>> Start

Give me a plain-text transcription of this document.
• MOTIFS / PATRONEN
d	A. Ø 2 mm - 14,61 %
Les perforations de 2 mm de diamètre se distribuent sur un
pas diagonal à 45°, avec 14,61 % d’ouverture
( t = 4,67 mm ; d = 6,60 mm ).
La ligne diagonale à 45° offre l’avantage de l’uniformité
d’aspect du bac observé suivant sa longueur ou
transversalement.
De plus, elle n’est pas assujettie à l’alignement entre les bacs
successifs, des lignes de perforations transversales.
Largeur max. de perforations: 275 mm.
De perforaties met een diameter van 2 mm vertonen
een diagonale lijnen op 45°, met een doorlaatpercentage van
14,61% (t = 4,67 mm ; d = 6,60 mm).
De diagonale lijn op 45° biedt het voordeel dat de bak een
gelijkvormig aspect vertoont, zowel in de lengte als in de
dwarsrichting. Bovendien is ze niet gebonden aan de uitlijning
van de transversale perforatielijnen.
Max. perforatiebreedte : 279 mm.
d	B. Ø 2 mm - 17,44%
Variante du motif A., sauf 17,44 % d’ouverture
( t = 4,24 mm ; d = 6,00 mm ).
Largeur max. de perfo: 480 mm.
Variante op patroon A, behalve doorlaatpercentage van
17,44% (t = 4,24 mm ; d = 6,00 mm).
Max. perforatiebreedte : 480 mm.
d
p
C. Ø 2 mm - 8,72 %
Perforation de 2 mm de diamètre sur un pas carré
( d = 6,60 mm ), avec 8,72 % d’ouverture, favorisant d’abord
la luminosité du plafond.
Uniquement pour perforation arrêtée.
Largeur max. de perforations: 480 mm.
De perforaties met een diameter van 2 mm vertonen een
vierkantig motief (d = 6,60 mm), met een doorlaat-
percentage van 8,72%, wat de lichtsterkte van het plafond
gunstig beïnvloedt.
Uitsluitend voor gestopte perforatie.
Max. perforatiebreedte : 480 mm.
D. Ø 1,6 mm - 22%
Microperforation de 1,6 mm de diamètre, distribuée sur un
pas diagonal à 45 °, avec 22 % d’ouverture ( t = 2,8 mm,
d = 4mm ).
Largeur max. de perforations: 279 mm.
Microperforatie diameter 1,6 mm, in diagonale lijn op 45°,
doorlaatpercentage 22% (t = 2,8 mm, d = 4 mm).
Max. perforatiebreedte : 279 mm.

>> End

### Problem details
Transcribe each entry precisely, missing none.

### Solution to this exercise
Give me a plain-text transcription of this document.
• MOTIFS / PATRONEN
d	A. Ø 2 mm - 14,61 %
Les perforations de 2 mm de diamètre se distribuent sur un
pas diagonal à 45°, avec 14,61 % d’ouverture
( t = 4,67 mm ; d = 6,60 mm ).
La ligne diagonale à 45° offre l’avantage de l’uniformité
d’aspect du bac observé suivant sa longueur ou
transversalement.
De plus, elle n’est pas assujettie à l’alignement entre les bacs
successifs, des lignes de perforations transversales.
Largeur max. de perforations: 275 mm.
De perforaties met een diameter van 2 mm vertonen
een diagonale lijnen op 45°, met een doorlaatpercentage van
14,61% (t = 4,67 mm ; d = 6,60 mm).
De diagonale lijn op 45° biedt het voordeel dat de bak een
gelijkvormig aspect vertoont, zowel in de lengte als in de
dwarsrichting. Bovendien is ze niet gebonden aan de uitlijning
van de transversale perforatielijnen.
Max. perforatiebreedte : 279 mm.
d	B. Ø 2 mm - 17,44%
Variante du motif A., sauf 17,44 % d’ouverture
( t = 4,24 mm ; d = 6,00 mm ).
Largeur max. de perfo: 480 mm.
Variante op patroon A, behalve doorlaatpercentage van
17,44% (t = 4,24 mm ; d = 6,00 mm).
Max. perforatiebreedte : 480 mm.
d
p
C. Ø 2 mm - 8,72 %
Perforation de 2 mm de diamètre sur un pas carré
( d = 6,60 mm ), avec 8,72 % d’ouverture, favorisant d’abord
la luminosité du plafond.
Uniquement pour perforation arrêtée.
Largeur max. de perforations: 480 mm.
De perforaties met een diameter van 2 mm vertonen een
vierkantig motief (d = 6,60 mm), met een doorlaat-
percentage van 8,72%, wat de lichtsterkte van het plafond
gunstig beïnvloedt.
Uitsluitend voor gestopte perforatie.
Max. perforatiebreedte : 480 mm.
D. Ø 1,6 mm - 22%
Microperforation de 1,6 mm de diamètre, distribuée sur un
pas diagonal à 45 °, avec 22 % d’ouverture ( t = 2,8 mm,
d = 4mm ).
Largeur max. de perforations: 279 mm.
Microperforatie diameter 1,6 mm, in diagonale lijn op 45°,
doorlaatpercentage 22% (t = 2,8 mm, d = 4 mm).
Max. perforatiebreedte : 279 mm.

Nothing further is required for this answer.